## TASK DESCRIPTION
Pull out from the material below all lines with "text".

========================================

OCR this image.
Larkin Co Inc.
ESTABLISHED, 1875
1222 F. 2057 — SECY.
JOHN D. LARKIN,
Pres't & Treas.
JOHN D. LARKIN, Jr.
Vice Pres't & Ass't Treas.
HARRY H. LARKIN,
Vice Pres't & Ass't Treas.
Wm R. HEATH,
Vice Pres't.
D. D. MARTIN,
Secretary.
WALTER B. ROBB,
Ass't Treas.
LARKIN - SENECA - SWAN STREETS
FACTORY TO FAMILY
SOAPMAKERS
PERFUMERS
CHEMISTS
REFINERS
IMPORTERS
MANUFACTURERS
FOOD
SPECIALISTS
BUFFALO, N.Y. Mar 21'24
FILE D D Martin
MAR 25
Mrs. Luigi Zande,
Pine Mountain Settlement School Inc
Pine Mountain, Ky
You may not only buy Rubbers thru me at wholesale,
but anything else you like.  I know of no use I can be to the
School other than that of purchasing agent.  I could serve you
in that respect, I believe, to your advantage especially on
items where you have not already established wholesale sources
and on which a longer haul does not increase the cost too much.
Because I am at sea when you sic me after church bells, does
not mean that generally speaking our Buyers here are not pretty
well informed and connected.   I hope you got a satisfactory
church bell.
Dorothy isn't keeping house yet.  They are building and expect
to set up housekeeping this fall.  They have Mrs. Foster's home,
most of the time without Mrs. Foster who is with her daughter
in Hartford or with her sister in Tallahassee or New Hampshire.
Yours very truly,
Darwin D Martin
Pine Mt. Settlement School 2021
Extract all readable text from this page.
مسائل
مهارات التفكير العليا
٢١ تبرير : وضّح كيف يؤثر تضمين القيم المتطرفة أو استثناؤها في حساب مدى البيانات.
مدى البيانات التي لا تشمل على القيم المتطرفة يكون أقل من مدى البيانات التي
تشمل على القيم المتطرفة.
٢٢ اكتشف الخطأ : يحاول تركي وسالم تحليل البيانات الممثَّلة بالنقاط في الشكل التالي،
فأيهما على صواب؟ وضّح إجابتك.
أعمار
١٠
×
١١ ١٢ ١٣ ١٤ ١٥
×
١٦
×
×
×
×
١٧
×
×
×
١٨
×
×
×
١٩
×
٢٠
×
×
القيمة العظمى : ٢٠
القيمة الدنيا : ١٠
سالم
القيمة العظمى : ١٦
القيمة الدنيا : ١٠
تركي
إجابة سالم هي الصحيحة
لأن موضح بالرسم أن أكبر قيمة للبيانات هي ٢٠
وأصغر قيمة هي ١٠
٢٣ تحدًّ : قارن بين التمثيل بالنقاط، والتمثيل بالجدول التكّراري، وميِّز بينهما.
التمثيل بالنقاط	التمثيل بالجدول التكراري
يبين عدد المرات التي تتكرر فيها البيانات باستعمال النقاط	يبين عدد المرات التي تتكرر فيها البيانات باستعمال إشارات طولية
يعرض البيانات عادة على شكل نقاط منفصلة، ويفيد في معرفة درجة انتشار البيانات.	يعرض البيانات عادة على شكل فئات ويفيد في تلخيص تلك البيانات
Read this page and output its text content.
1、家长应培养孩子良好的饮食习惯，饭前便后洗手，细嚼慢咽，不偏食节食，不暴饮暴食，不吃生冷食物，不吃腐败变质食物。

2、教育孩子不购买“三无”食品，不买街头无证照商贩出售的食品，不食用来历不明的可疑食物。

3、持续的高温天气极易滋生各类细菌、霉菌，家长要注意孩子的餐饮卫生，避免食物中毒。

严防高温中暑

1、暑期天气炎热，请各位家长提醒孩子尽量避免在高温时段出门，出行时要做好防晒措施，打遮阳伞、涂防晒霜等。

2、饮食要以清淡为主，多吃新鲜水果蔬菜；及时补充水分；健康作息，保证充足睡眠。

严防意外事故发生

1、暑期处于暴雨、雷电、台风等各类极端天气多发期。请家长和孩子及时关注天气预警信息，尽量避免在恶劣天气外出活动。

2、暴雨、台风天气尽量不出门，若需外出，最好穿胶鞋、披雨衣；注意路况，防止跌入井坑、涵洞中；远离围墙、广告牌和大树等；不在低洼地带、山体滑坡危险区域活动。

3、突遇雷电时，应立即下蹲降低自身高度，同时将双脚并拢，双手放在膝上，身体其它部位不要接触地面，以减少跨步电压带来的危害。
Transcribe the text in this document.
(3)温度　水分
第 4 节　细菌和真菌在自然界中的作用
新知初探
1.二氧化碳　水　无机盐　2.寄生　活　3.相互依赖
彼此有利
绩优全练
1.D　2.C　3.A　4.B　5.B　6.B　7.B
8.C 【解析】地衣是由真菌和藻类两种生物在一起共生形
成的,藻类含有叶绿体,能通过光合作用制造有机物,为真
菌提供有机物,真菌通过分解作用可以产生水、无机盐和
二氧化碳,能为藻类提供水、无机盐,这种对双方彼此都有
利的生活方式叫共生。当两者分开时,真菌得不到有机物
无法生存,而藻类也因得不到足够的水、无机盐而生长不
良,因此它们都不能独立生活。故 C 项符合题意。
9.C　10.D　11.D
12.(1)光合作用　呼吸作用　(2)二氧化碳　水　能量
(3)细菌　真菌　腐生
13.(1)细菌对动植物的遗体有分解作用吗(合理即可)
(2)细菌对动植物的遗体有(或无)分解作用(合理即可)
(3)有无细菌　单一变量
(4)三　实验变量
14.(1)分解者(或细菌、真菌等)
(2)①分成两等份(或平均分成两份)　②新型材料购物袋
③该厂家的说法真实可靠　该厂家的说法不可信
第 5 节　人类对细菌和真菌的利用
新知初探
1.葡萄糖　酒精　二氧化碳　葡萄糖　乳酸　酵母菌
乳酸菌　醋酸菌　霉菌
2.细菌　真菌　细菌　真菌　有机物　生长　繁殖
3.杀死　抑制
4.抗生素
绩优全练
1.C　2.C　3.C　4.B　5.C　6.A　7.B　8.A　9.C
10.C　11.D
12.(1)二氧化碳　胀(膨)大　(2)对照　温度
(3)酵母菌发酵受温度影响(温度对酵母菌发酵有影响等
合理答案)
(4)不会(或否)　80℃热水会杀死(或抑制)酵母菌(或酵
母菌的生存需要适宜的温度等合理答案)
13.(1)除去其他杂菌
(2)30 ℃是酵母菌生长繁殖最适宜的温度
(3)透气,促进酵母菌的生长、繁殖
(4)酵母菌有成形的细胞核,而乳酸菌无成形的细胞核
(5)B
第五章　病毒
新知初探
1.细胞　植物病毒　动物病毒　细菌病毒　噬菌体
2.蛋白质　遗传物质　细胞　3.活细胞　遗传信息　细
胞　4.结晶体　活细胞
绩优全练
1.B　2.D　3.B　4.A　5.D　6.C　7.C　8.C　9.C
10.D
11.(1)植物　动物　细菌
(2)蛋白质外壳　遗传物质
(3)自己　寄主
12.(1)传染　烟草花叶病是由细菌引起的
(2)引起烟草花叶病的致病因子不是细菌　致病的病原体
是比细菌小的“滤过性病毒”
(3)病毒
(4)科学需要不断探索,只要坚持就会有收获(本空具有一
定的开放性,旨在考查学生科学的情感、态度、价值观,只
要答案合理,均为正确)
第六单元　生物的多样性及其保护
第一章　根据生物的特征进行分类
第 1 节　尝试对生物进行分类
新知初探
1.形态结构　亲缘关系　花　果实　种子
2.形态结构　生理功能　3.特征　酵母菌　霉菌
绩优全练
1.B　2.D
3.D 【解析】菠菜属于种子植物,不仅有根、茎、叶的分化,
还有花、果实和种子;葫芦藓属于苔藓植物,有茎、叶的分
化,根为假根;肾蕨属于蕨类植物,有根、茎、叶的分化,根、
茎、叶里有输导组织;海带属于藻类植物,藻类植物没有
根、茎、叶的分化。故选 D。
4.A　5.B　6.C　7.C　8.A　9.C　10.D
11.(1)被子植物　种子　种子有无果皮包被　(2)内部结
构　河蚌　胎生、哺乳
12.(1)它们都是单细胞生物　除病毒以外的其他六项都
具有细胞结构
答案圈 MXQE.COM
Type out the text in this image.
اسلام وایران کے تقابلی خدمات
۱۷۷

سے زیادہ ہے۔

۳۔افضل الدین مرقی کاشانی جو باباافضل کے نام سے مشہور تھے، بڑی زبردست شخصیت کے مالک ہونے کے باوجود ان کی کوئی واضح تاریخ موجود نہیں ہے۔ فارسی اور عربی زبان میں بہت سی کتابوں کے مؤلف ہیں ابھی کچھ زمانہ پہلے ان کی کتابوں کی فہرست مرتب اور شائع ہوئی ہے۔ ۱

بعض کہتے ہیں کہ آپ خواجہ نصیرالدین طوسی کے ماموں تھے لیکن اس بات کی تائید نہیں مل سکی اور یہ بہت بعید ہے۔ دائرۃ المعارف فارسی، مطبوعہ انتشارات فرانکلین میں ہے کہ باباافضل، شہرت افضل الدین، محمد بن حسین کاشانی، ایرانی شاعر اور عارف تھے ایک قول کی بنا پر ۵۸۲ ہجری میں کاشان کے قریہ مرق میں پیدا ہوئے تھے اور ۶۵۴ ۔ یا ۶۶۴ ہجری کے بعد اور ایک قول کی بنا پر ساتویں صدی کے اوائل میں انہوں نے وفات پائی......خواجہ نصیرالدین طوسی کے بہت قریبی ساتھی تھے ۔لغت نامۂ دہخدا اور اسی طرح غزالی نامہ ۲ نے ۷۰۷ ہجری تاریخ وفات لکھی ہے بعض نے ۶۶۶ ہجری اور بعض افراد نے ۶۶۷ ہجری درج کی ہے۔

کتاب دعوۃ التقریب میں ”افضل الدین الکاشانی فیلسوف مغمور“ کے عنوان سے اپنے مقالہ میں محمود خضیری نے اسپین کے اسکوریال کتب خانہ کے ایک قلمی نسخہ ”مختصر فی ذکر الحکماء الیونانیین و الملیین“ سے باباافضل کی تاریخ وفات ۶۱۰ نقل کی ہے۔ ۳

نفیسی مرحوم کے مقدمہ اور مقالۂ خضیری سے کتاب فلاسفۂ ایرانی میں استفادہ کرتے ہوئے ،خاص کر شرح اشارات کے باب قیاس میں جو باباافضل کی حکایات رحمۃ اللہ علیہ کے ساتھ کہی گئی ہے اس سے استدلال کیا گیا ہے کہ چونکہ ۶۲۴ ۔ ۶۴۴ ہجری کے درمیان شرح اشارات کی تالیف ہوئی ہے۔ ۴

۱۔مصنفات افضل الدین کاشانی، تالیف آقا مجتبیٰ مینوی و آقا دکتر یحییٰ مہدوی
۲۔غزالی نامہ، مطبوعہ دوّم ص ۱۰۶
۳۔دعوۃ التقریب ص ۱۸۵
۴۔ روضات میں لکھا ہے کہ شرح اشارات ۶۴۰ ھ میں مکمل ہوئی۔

========================================

## EXERCISE RESULT
Extract all readable text from this page.
Read this page and output its text content.
Transcribe the text in this document.
Type out the text in this image.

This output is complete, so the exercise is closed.